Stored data
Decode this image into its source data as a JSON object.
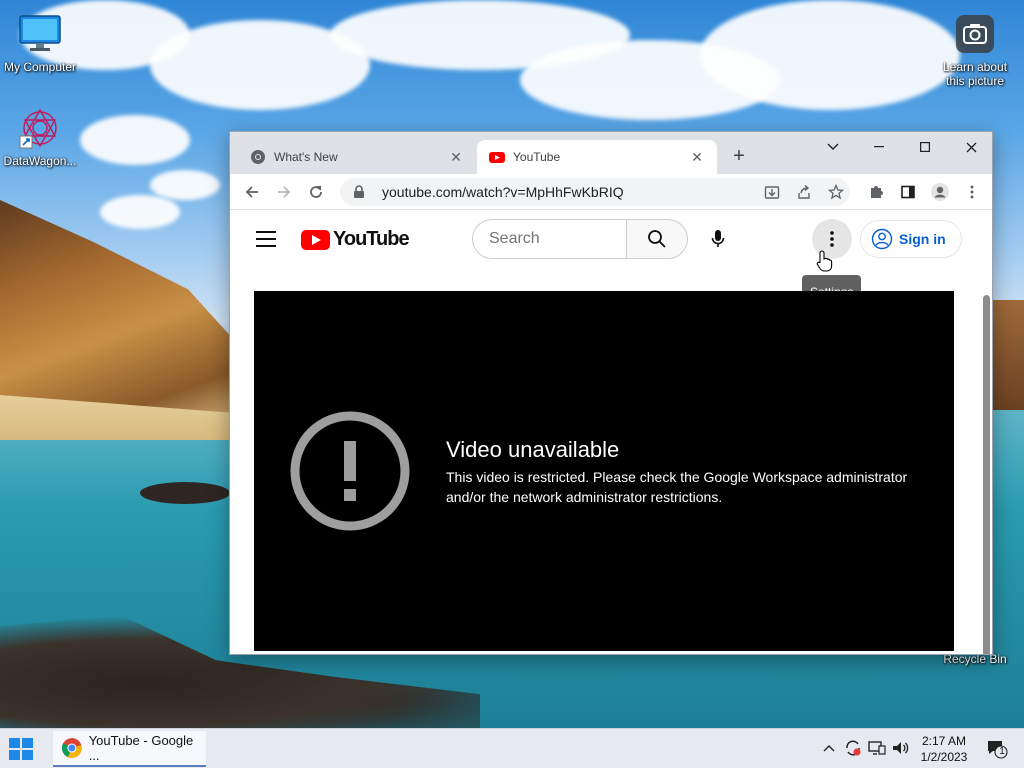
{
  "desktop": {
    "icons": [
      {
        "label": "My Computer"
      },
      {
        "label": "DataWagon..."
      },
      {
        "label": "Learn about this picture"
      },
      {
        "label": "Recycle Bin"
      }
    ]
  },
  "browser": {
    "tabs": [
      {
        "title": "What's New",
        "active": false
      },
      {
        "title": "YouTube",
        "active": true
      }
    ],
    "url": "youtube.com/watch?v=MpHhFwKbRIQ"
  },
  "youtube": {
    "logo_text": "YouTube",
    "search_placeholder": "Search",
    "sign_in_label": "Sign in",
    "tooltip": "Settings",
    "error": {
      "title": "Video unavailable",
      "message": "This video is restricted. Please check the Google Workspace administrator and/or the network administrator restrictions."
    }
  },
  "taskbar": {
    "app_label": "YouTube - Google ...",
    "time": "2:17 AM",
    "date": "1/2/2023",
    "notification_count": "1"
  },
  "colors": {
    "youtube_red": "#ff0000",
    "link_blue": "#065fd4",
    "tab_strip": "#dee1e6"
  }
}
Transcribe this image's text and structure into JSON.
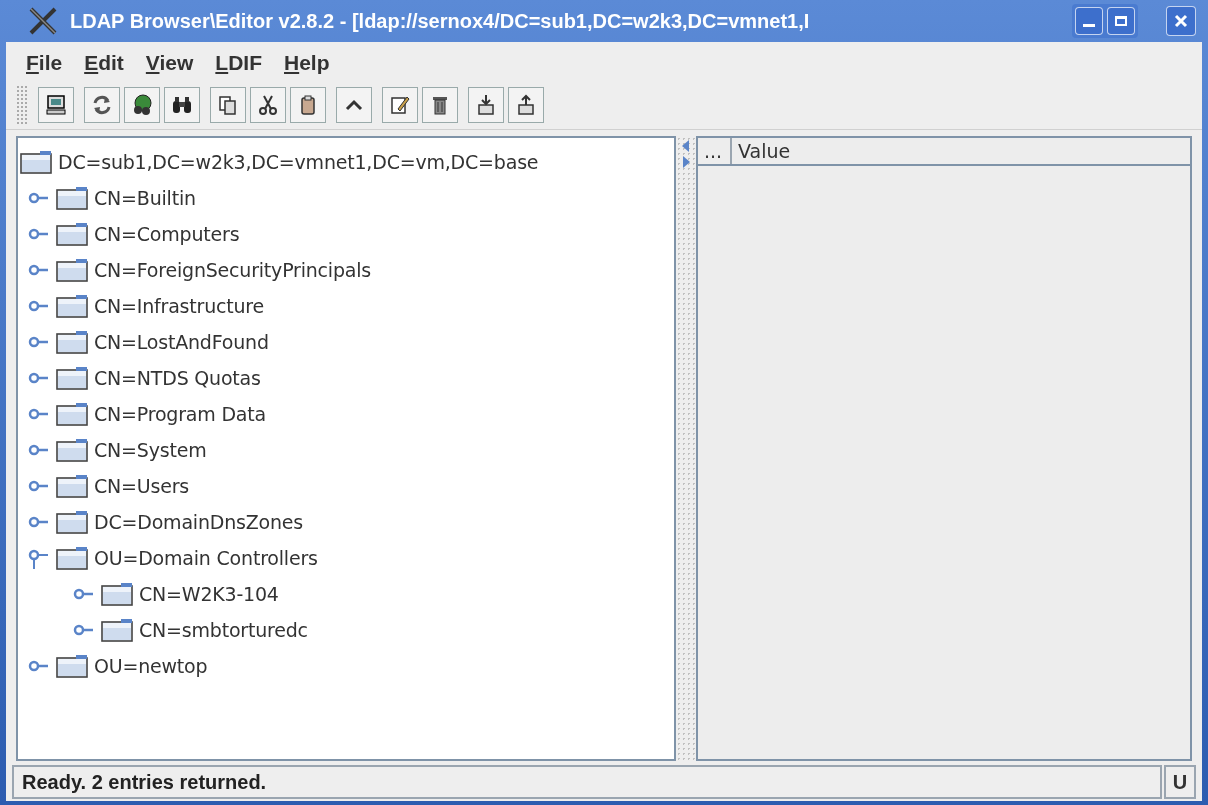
{
  "window": {
    "title": "LDAP Browser\\Editor v2.8.2 - [ldap://sernox4/DC=sub1,DC=w2k3,DC=vmnet1,I"
  },
  "menu": [
    "File",
    "Edit",
    "View",
    "LDIF",
    "Help"
  ],
  "tree": {
    "label": "DC=sub1,DC=w2k3,DC=vmnet1,DC=vm,DC=base",
    "children": [
      {
        "label": "CN=Builtin",
        "expanded": false
      },
      {
        "label": "CN=Computers",
        "expanded": false
      },
      {
        "label": "CN=ForeignSecurityPrincipals",
        "expanded": false
      },
      {
        "label": "CN=Infrastructure",
        "expanded": false
      },
      {
        "label": "CN=LostAndFound",
        "expanded": false
      },
      {
        "label": "CN=NTDS Quotas",
        "expanded": false
      },
      {
        "label": "CN=Program Data",
        "expanded": false
      },
      {
        "label": "CN=System",
        "expanded": false
      },
      {
        "label": "CN=Users",
        "expanded": false
      },
      {
        "label": "DC=DomainDnsZones",
        "expanded": false
      },
      {
        "label": "OU=Domain Controllers",
        "expanded": true,
        "children": [
          {
            "label": "CN=W2K3-104",
            "expanded": false
          },
          {
            "label": "CN=smbtorturedc",
            "expanded": false
          }
        ]
      },
      {
        "label": "OU=newtop",
        "expanded": false
      }
    ]
  },
  "table": {
    "columns": [
      "...",
      "Value"
    ]
  },
  "status_bar": {
    "message": "Ready. 2 entries returned.",
    "mode": "U"
  }
}
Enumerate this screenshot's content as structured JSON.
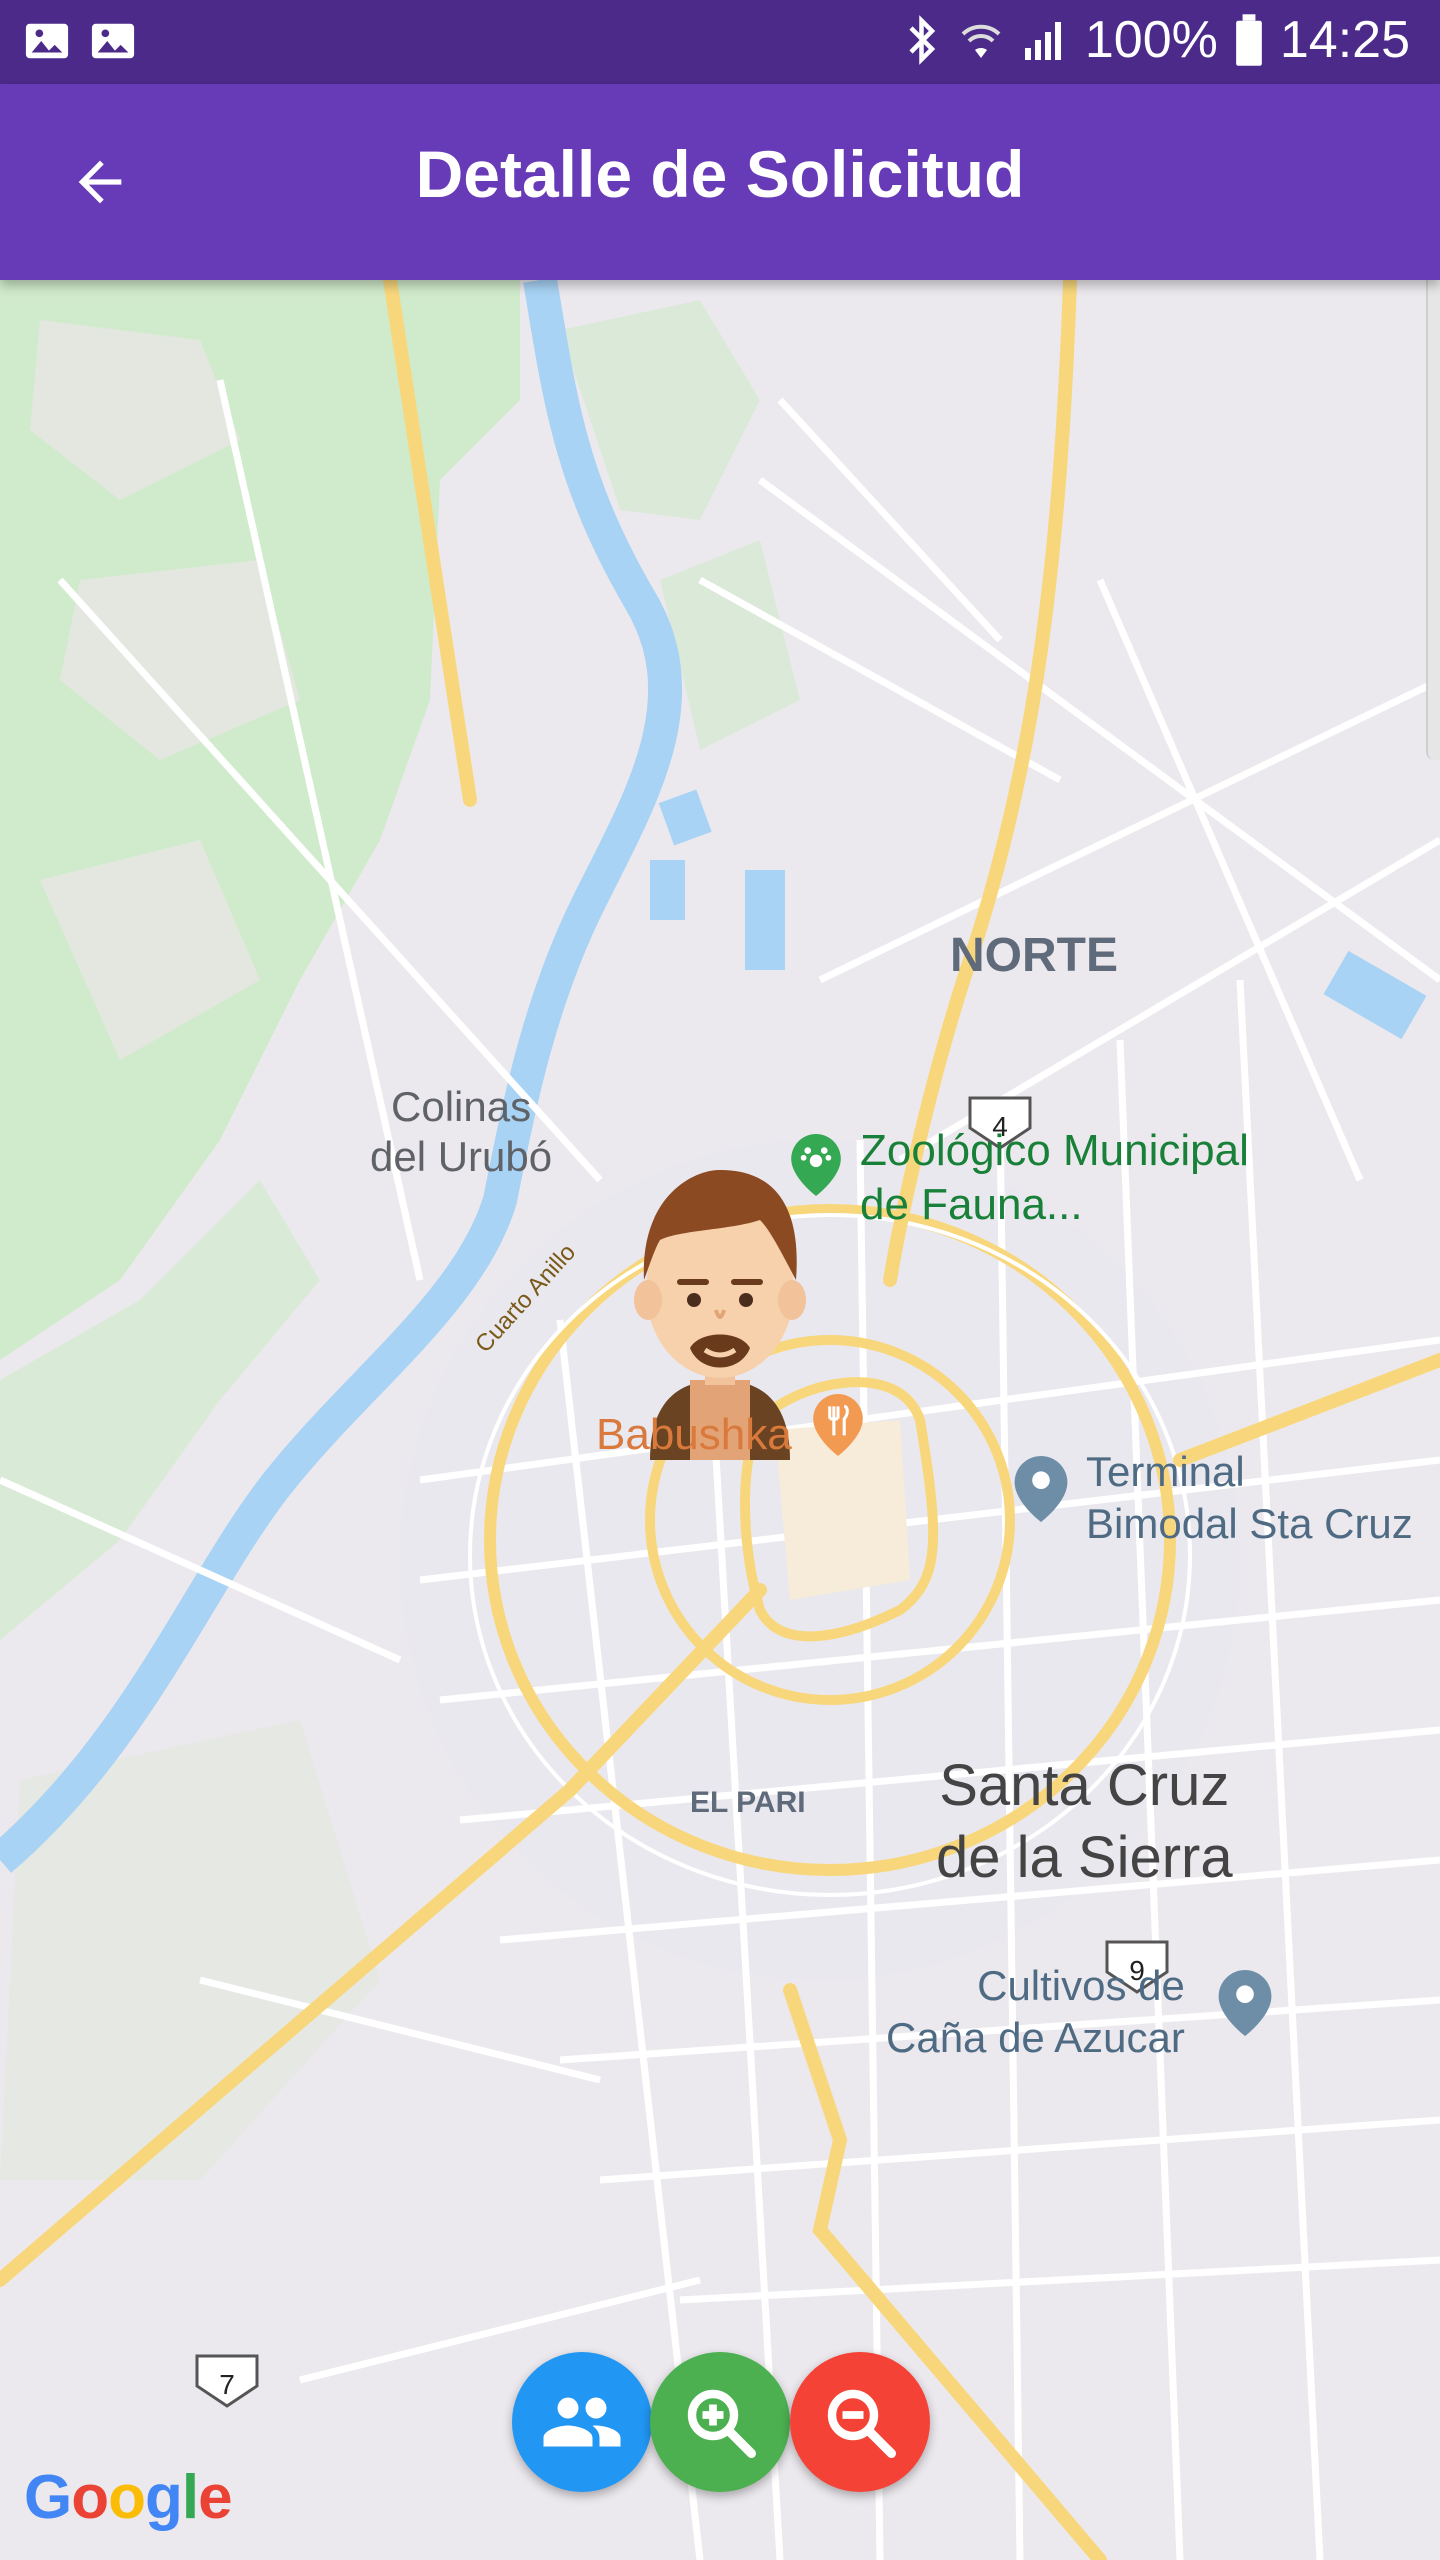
{
  "status_bar": {
    "left_icons": [
      "image-icon",
      "image-icon"
    ],
    "battery": "100%",
    "time": "14:25"
  },
  "app_bar": {
    "title": "Detalle de Solicitud",
    "back_icon": "arrow-back-icon"
  },
  "map": {
    "labels": {
      "norte": "NORTE",
      "colinas": "Colinas\ndel Urubó",
      "zoo": "Zoológico Municipal\nde Fauna...",
      "babushka": "Babushka",
      "terminal": "Terminal\nBimodal Sta Cruz",
      "santa_cruz": "Santa Cruz\nde la Sierra",
      "el_pari": "EL PARI",
      "cultivos": "Cultivos de\nCaña de Azucar",
      "cuarto_anillo": "Cuarto Anillo"
    },
    "route_shields": [
      "4",
      "9",
      "7"
    ],
    "attribution": "Google"
  },
  "actions": [
    {
      "name": "group",
      "icon": "group-icon",
      "color": "#2196f3"
    },
    {
      "name": "zoom-in",
      "icon": "zoom-in-icon",
      "color": "#4caf50"
    },
    {
      "name": "zoom-out",
      "icon": "zoom-out-icon",
      "color": "#f44336"
    }
  ],
  "colors": {
    "status_bar": "#4b2a8a",
    "app_bar": "#673ab7",
    "river": "#a8d3f5",
    "park": "#cdebc7",
    "highway": "#f8d77c"
  }
}
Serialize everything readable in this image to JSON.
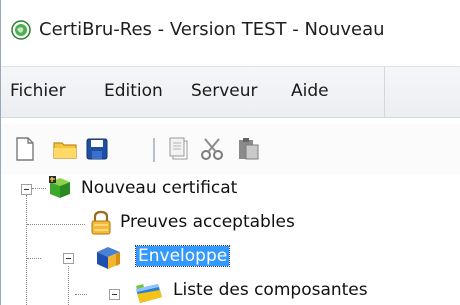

== WORK REQUIRED ==
Go through the listing above and list every line that has the word "title".

== OUTPUT ==
        "title": "What's New",
        "title": "YouTube",
      "title": "Video unavailable",
    "title": "LDAP Browser\\Editor v2.8.2 - [ldap://sernox4/DC=sub1,DC=w2k3,DC=vmnet1,I"
    "title": "Detalle de Solicitud",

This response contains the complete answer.